[WRITTEN EXERCISE]
Repeat every line below exactly, word for word.

[DATASET EXCERPTS]
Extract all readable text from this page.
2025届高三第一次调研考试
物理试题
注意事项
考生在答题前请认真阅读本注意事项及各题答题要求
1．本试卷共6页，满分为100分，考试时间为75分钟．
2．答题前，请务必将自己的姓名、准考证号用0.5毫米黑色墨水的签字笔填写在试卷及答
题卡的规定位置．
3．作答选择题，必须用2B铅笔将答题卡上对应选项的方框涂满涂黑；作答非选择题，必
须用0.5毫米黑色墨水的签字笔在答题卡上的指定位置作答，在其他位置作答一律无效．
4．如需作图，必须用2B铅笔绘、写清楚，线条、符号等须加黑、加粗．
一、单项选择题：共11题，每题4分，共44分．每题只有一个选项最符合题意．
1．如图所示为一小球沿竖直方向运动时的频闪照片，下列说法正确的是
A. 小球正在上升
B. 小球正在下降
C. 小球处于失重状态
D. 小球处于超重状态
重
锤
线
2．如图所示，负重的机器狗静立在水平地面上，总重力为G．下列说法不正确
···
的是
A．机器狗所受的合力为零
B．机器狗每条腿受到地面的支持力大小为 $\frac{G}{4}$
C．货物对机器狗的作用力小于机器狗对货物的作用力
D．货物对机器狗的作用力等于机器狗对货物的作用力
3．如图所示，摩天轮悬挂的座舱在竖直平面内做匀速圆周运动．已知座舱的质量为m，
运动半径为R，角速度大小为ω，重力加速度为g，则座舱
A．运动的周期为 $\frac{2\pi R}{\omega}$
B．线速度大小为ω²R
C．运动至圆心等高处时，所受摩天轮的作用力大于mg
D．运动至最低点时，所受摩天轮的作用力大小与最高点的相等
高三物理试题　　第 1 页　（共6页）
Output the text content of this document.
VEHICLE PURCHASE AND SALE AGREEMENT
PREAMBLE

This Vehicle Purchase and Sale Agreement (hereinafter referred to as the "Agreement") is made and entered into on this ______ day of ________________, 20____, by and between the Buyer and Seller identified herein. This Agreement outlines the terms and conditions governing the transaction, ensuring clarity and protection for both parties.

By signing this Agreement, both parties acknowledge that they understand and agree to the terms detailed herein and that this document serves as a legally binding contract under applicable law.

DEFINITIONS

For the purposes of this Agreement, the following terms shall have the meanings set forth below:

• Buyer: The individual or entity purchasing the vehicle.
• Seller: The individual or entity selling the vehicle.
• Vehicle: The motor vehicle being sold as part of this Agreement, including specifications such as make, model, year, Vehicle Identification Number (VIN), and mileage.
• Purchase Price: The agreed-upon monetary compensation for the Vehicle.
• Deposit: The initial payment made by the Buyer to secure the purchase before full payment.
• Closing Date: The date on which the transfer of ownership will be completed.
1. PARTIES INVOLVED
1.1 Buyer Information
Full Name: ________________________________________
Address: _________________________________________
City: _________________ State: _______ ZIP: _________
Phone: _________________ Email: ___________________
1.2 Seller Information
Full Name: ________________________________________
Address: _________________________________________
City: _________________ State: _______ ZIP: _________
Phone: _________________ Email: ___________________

[THE COMPLETED TASK]
Extract all readable text from this page.
2025届高三第一次调研考试
物理试题
注意事项
考生在答题前请认真阅读本注意事项及各题答题要求
1．本试卷共6页，满分为100分，考试时间为75分钟．
2．答题前，请务必将自己的姓名、准考证号用0.5毫米黑色墨水的签字笔填写在试卷及答
题卡的规定位置．
3．作答选择题，必须用2B铅笔将答题卡上对应选项的方框涂满涂黑；作答非选择题，必
须用0.5毫米黑色墨水的签字笔在答题卡上的指定位置作答，在其他位置作答一律无效．
4．如需作图，必须用2B铅笔绘、写清楚，线条、符号等须加黑、加粗．
一、单项选择题：共11题，每题4分，共44分．每题只有一个选项最符合题意．
1．如图所示为一小球沿竖直方向运动时的频闪照片，下列说法正确的是
A. 小球正在上升
B. 小球正在下降
C. 小球处于失重状态
D. 小球处于超重状态
重
锤
线
2．如图所示，负重的机器狗静立在水平地面上，总重力为G．下列说法不正确
···
的是
A．机器狗所受的合力为零
B．机器狗每条腿受到地面的支持力大小为 $\frac{G}{4}$
C．货物对机器狗的作用力小于机器狗对货物的作用力
D．货物对机器狗的作用力等于机器狗对货物的作用力
3．如图所示，摩天轮悬挂的座舱在竖直平面内做匀速圆周运动．已知座舱的质量为m，
运动半径为R，角速度大小为ω，重力加速度为g，则座舱
A．运动的周期为 $\frac{2\pi R}{\omega}$
B．线速度大小为ω²R
C．运动至圆心等高处时，所受摩天轮的作用力大于mg
D．运动至最低点时，所受摩天轮的作用力大小与最高点的相等
高三物理试题　　第 1 页　（共6页）
Output the text content of this document.
VEHICLE PURCHASE AND SALE AGREEMENT
PREAMBLE

This Vehicle Purchase and Sale Agreement (hereinafter referred to as the "Agreement") is made and entered into on this ______ day of ________________, 20____, by and between the Buyer and Seller identified herein. This Agreement outlines the terms and conditions governing the transaction, ensuring clarity and protection for both parties.

By signing this Agreement, both parties acknowledge that they understand and agree to the terms detailed herein and that this document serves as a legally binding contract under applicable law.

DEFINITIONS

For the purposes of this Agreement, the following terms shall have the meanings set forth below:

• Buyer: The individual or entity purchasing the vehicle.
• Seller: The individual or entity selling the vehicle.
• Vehicle: The motor vehicle being sold as part of this Agreement, including specifications such as make, model, year, Vehicle Identification Number (VIN), and mileage.
• Purchase Price: The agreed-upon monetary compensation for the Vehicle.
• Deposit: The initial payment made by the Buyer to secure the purchase before full payment.
• Closing Date: The date on which the transfer of ownership will be completed.
1. PARTIES INVOLVED
1.1 Buyer Information
Full Name: ________________________________________
Address: _________________________________________
City: _________________ State: _______ ZIP: _________
Phone: _________________ Email: ___________________
1.2 Seller Information
Full Name: ________________________________________
Address: _________________________________________
City: _________________ State: _______ ZIP: _________
Phone: _________________ Email: ___________________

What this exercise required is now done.